ENTRIES SHOWN
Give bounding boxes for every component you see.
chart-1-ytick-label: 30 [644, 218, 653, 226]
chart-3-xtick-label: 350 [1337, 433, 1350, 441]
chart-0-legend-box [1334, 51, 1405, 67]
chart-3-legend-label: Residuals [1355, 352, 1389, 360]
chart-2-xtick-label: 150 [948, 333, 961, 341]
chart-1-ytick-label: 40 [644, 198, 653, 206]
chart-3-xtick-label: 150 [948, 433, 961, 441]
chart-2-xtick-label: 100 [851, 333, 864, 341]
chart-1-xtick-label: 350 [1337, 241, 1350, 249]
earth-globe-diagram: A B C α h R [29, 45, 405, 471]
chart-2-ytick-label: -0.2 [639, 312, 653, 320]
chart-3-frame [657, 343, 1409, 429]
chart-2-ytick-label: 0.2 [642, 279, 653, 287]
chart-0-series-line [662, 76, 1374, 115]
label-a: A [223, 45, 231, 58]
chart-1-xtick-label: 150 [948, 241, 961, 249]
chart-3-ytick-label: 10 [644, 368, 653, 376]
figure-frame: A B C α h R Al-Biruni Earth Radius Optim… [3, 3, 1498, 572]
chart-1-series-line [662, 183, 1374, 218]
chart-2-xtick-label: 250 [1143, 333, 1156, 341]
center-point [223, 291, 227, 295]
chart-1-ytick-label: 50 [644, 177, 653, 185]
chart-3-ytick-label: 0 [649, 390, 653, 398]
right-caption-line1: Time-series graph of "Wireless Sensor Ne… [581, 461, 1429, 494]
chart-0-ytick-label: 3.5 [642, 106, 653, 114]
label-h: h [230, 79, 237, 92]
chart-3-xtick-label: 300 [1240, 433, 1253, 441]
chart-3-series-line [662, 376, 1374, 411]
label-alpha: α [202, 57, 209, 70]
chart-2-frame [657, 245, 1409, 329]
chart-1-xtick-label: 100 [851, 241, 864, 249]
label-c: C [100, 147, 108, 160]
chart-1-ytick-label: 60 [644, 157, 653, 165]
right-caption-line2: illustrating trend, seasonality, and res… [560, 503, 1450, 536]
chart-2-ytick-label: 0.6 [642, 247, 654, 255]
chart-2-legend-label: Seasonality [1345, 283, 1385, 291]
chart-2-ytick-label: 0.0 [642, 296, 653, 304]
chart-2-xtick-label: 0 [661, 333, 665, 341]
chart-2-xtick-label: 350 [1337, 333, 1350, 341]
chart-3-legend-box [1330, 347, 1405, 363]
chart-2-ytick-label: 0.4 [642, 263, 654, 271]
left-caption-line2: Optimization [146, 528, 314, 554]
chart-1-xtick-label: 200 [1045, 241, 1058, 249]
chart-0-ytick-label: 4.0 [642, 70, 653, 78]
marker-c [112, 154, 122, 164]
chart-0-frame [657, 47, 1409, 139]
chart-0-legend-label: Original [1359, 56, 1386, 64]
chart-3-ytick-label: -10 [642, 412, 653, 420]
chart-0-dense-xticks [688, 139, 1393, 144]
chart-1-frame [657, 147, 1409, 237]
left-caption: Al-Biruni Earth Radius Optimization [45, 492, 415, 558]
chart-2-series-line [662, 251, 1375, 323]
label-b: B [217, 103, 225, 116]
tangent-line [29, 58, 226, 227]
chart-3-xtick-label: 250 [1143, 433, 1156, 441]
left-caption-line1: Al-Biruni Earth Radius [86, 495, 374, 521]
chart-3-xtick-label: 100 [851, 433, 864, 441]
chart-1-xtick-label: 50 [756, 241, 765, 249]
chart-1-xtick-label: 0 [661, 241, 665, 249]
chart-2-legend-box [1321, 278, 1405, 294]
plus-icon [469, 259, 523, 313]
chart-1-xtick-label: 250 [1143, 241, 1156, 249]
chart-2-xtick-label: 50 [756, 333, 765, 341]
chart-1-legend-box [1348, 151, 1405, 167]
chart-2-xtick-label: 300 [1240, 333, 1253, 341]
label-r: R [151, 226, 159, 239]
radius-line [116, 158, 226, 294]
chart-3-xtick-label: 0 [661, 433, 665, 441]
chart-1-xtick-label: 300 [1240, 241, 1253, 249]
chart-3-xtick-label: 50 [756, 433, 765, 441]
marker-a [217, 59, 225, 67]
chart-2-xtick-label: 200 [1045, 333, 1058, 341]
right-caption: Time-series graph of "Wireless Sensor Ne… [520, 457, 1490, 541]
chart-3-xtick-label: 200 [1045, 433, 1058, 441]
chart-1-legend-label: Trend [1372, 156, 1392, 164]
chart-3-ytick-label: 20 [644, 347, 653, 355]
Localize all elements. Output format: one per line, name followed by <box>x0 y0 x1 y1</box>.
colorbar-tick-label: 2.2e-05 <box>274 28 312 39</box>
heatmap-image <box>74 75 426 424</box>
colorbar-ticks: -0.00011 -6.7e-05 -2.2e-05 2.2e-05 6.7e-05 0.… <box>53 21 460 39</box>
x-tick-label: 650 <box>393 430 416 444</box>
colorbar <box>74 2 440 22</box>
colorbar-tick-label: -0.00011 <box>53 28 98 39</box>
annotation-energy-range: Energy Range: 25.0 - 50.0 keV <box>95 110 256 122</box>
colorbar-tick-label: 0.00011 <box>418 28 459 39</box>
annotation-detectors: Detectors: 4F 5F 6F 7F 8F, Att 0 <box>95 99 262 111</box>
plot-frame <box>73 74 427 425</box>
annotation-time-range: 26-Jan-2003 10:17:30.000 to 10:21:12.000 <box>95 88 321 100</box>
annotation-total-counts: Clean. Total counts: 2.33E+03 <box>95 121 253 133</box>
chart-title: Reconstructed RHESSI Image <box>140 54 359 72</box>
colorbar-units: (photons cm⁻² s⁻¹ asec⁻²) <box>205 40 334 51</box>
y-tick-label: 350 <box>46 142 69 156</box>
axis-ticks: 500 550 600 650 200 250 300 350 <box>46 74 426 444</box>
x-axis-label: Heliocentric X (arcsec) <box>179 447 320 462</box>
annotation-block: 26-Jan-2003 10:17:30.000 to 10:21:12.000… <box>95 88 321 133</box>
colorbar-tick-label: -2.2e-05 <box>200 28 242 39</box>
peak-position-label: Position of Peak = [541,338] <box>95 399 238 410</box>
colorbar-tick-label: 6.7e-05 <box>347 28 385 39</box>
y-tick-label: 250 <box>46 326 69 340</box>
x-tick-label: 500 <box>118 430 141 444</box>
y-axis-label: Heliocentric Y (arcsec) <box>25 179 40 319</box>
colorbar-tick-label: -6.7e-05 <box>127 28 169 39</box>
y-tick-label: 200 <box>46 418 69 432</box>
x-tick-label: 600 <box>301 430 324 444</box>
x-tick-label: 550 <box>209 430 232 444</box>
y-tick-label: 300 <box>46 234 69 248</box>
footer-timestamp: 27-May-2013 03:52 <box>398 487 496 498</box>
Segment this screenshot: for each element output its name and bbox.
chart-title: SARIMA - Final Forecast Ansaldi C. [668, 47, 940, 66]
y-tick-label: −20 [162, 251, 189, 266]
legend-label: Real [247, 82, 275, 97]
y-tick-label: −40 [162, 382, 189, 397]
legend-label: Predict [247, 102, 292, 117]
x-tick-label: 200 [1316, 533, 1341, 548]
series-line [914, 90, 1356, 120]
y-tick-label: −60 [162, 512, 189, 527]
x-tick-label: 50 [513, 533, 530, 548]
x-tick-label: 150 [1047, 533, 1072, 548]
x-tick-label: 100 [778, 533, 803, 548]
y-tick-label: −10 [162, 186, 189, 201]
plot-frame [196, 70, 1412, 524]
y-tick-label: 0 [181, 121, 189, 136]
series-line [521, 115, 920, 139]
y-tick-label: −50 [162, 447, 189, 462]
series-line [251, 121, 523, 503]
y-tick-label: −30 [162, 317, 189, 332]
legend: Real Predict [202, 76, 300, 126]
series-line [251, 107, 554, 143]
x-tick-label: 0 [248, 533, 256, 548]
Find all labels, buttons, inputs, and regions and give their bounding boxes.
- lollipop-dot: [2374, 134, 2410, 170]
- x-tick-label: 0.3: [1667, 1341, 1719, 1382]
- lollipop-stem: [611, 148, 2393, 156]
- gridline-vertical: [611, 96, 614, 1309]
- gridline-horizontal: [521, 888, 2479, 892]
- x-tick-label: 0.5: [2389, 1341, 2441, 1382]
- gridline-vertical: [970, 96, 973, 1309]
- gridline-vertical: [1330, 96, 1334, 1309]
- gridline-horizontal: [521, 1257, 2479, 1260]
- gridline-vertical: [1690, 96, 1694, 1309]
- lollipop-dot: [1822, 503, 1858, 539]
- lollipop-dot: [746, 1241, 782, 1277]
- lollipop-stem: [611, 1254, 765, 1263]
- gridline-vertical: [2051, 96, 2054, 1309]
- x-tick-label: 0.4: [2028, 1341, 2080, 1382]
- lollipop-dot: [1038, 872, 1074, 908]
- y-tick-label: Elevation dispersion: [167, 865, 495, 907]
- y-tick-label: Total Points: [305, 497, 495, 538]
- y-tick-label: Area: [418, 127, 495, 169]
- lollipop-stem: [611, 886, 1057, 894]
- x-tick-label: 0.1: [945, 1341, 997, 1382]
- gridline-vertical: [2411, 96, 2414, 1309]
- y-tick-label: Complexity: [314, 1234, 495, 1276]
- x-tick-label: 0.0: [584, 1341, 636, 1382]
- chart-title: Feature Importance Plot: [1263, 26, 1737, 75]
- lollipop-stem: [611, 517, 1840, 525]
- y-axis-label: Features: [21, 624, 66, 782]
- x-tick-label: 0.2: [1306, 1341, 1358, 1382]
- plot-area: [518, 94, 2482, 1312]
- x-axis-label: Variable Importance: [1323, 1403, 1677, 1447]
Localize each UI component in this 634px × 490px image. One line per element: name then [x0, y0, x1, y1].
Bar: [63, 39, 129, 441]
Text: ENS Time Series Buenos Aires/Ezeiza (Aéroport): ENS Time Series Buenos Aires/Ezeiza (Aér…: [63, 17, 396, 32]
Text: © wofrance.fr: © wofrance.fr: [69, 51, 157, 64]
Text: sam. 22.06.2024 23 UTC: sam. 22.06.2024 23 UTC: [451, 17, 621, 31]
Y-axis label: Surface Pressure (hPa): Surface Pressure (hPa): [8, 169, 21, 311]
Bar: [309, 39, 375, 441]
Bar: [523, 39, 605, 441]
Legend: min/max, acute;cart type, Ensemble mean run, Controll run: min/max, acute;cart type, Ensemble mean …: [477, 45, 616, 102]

GIVEN TASK
Update the items from the start through the line with "chart-2-xtick-label: 150 [948, 333, 961, 341]" by replacing "Residuals" with "Residual Error", leaving everything else unchanged. Return only those lines.

COMPLETED EXERCISE
Give bounding boxes for every component you see.
chart-1-ytick-label: 30 [644, 218, 653, 226]
chart-3-xtick-label: 350 [1337, 433, 1350, 441]
chart-0-legend-box [1334, 51, 1405, 67]
chart-3-legend-label: Residual Error [1355, 352, 1389, 360]
chart-2-xtick-label: 150 [948, 333, 961, 341]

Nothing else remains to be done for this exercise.